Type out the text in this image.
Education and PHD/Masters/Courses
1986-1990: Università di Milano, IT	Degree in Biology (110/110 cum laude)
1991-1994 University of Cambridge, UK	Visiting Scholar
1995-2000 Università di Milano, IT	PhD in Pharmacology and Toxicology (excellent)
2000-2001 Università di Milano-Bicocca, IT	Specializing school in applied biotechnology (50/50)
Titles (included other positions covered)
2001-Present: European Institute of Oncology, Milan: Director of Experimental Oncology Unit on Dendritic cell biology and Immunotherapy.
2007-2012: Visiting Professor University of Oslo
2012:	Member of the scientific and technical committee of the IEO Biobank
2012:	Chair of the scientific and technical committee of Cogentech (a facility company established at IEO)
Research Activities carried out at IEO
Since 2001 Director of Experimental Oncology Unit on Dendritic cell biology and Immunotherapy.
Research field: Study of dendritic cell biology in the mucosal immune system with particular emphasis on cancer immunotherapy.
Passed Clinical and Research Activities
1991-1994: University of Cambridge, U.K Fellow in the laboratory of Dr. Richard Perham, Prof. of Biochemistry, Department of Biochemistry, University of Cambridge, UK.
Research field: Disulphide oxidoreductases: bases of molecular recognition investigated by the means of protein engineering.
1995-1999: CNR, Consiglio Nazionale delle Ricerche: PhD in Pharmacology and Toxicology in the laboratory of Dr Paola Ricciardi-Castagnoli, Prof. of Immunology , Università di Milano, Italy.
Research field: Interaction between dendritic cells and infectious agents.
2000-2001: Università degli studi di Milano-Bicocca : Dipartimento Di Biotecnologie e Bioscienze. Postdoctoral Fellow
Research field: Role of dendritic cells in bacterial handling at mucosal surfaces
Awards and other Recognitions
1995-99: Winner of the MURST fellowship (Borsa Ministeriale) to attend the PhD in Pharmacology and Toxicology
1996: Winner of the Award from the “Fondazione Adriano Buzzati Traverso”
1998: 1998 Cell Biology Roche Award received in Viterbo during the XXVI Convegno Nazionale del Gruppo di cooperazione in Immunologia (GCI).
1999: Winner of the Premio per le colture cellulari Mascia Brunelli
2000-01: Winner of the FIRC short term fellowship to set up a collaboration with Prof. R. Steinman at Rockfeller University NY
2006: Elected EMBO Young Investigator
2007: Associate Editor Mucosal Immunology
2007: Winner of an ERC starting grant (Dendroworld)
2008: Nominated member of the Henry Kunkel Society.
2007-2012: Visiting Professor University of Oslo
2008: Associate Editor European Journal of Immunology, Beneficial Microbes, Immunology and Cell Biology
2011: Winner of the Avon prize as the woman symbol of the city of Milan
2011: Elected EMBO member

▶ _DIRECTIONS_
Return every line from the material that contains the word "Cambridge".

▶ _WRITTEN SOLUTION_
1991-1994 University of Cambridge, UK	Visiting Scholar
1991-1994: University of Cambridge, U.K Fellow in the laboratory of Dr. Richard Perham, Prof. of Biochemistry, Department of Biochemistry, University of Cambridge, UK.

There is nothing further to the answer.